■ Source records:
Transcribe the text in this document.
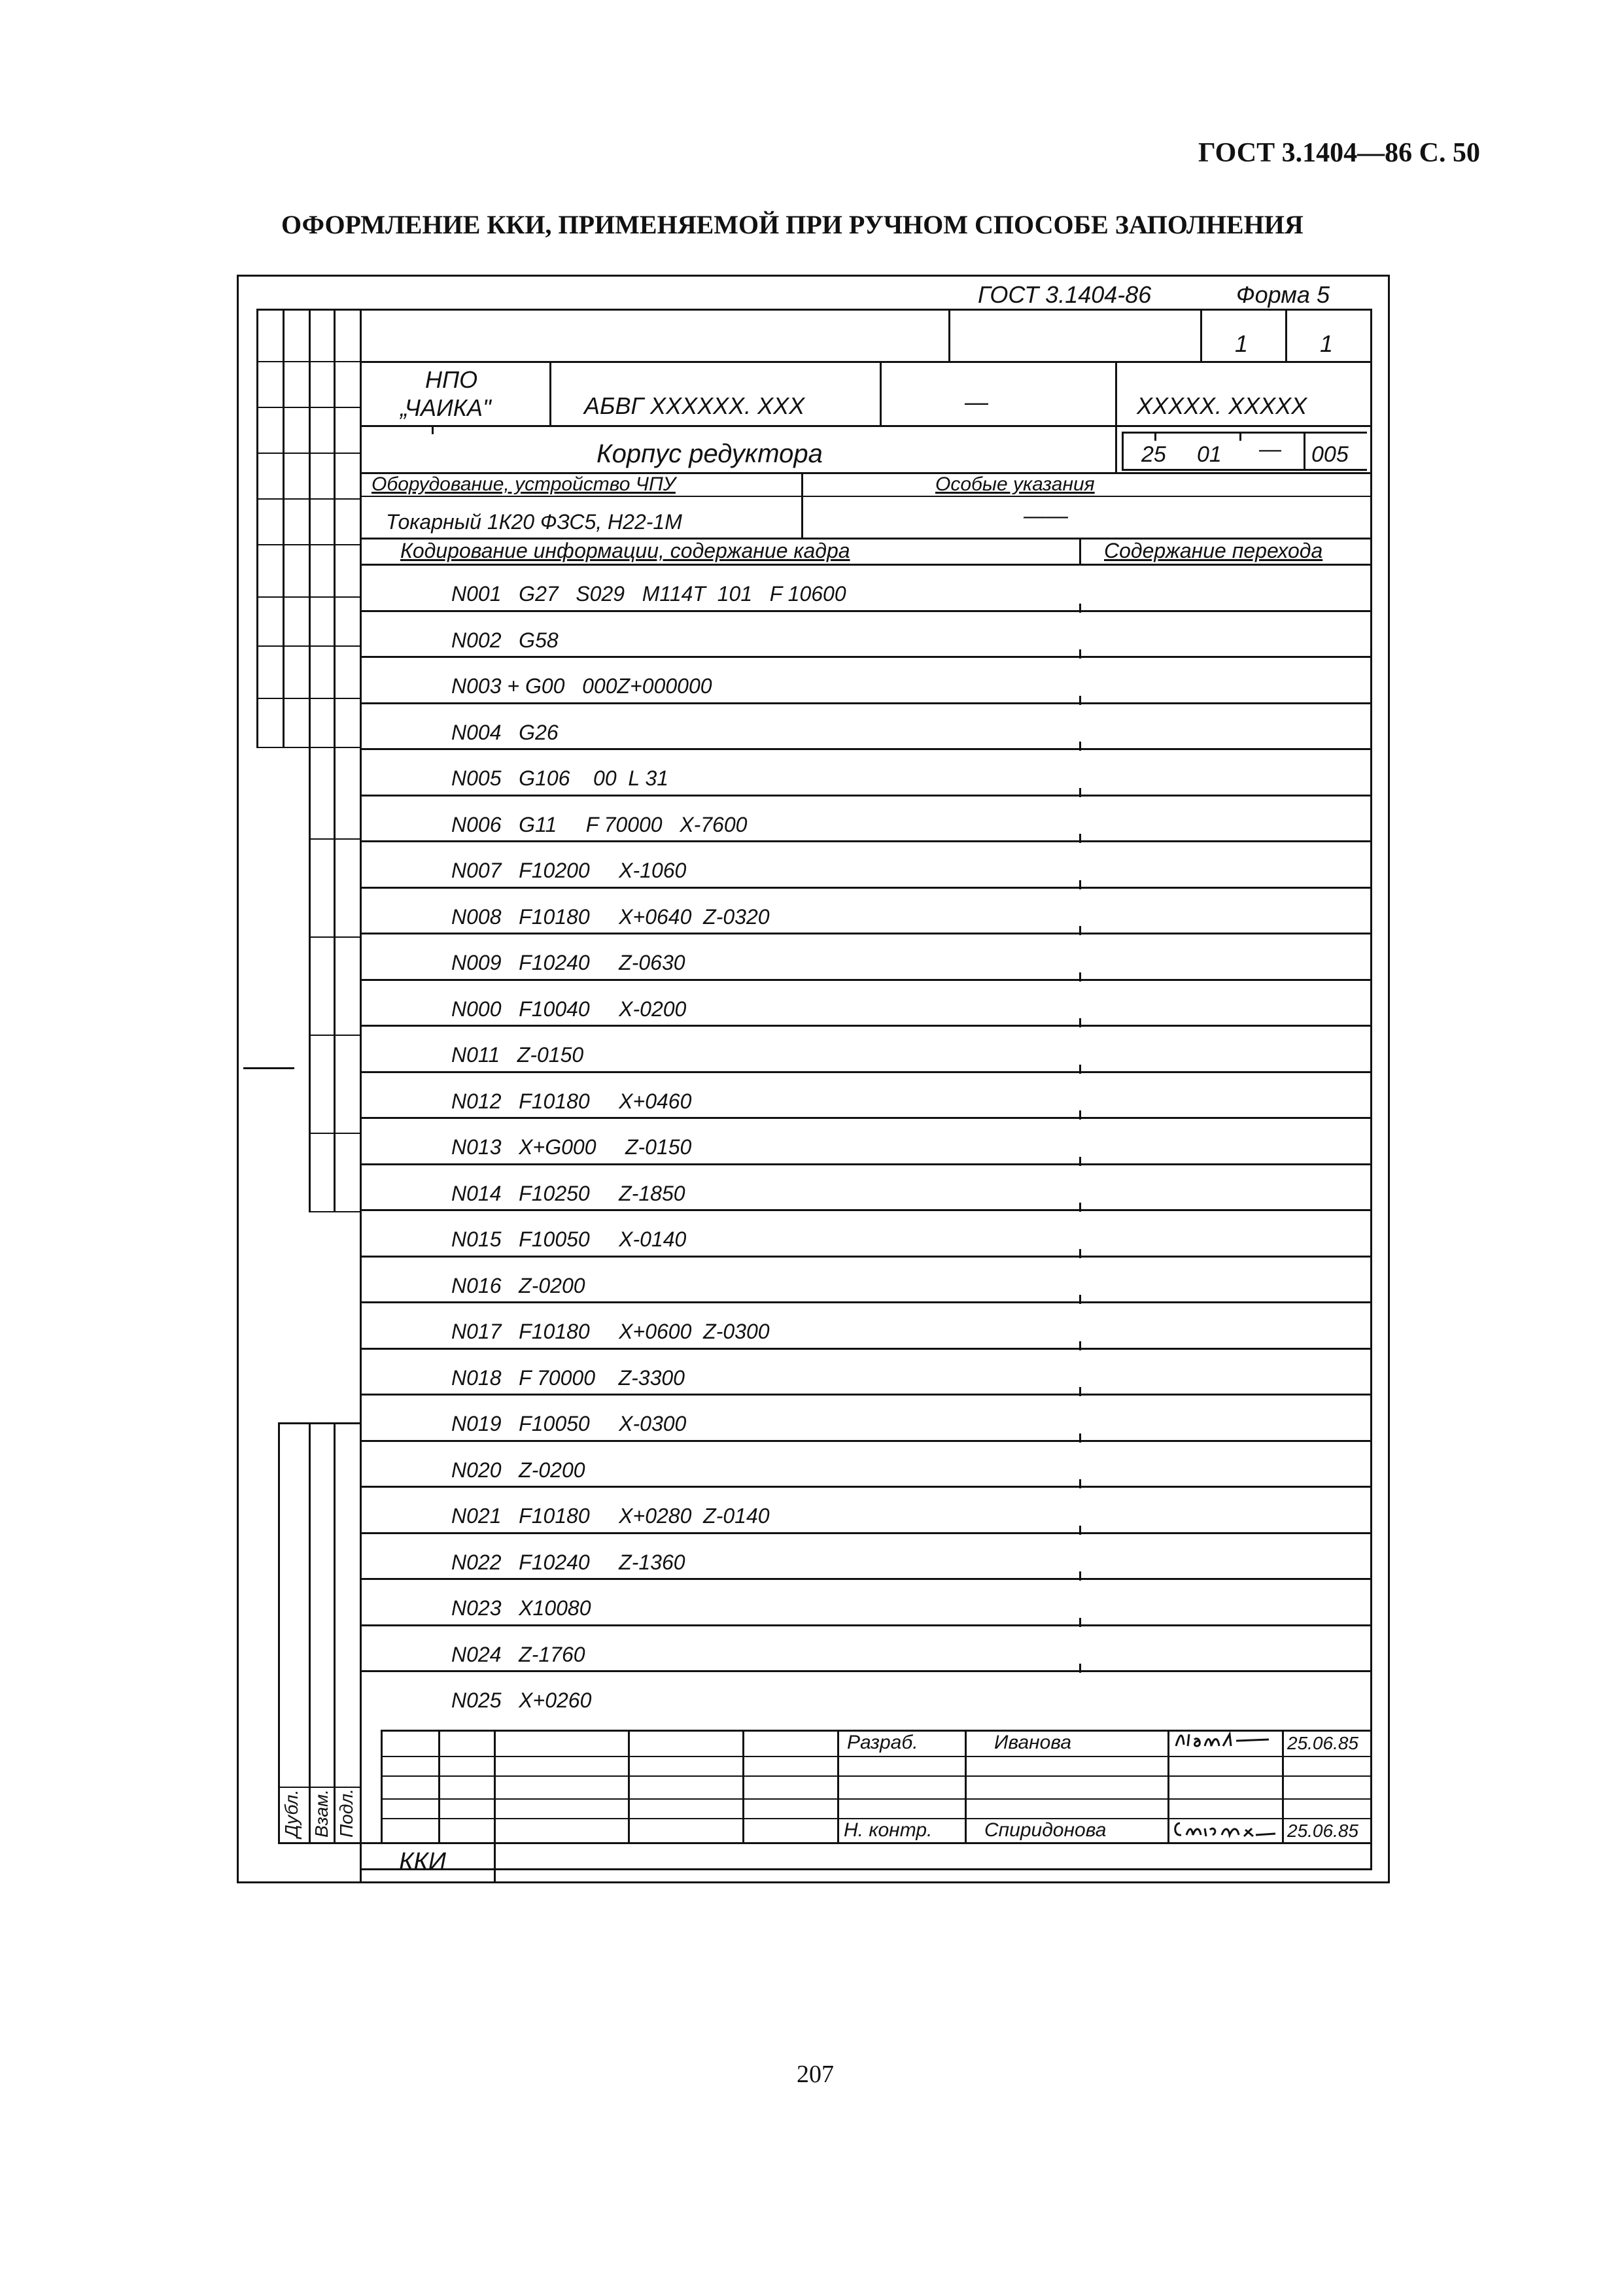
ГОСТ 3.1404—86 С. 50
ОФОРМЛЕНИЕ ККИ, ПРИМЕНЯЕМОЙ ПРИ РУЧНОМ СПОСОБЕ ЗАПОЛНЕНИЯ
ГОСТ 3.1404-86	Форма 5
1	1
НПО
„ЧАИКА"	АБВГ XXXXXX. XXX	—	XXXXX. XXXXX
Корпус редуктора	25 01 — 005
Оборудование, устройство ЧПУ	Особые указания
Токарный 1К20 ФЗС5, Н22-1М	——
Кодирование информации, содержание кадра	Содержание перехода
N001   G27   S029   M114T  101   F 10600
N002   G58
N003 + G00   000Z+000000
N004   G26
N005   G106    00  L 31
N006   G11     F 70000   X-7600
N007   F10200     X-1060
N008   F10180     X+0640  Z-0320
N009   F10240     Z-0630
N000   F10040     X-0200
N011   Z-0150
N012   F10180     X+0460
N013   X+G000     Z-0150
N014   F10250     Z-1850
N015   F10050     X-0140
N016   Z-0200
N017   F10180     X+0600  Z-0300
N018   F 70000    Z-3300
N019   F10050     X-0300
N020   Z-0200
N021   F10180     X+0280  Z-0140
N022   F10240     Z-1360
N023   X10080
N024   Z-1760
N025   X+0260
Дубл. Взам. Подл.
Разраб.	Иванова	25.06.85
Н. контр.	Спиридонова	25.06.85
ККИ
207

■ JOB: Every line of the listing that holds "ГОСТ" is to be counted; give only the resulting number.

■ TASK ANSWER: 2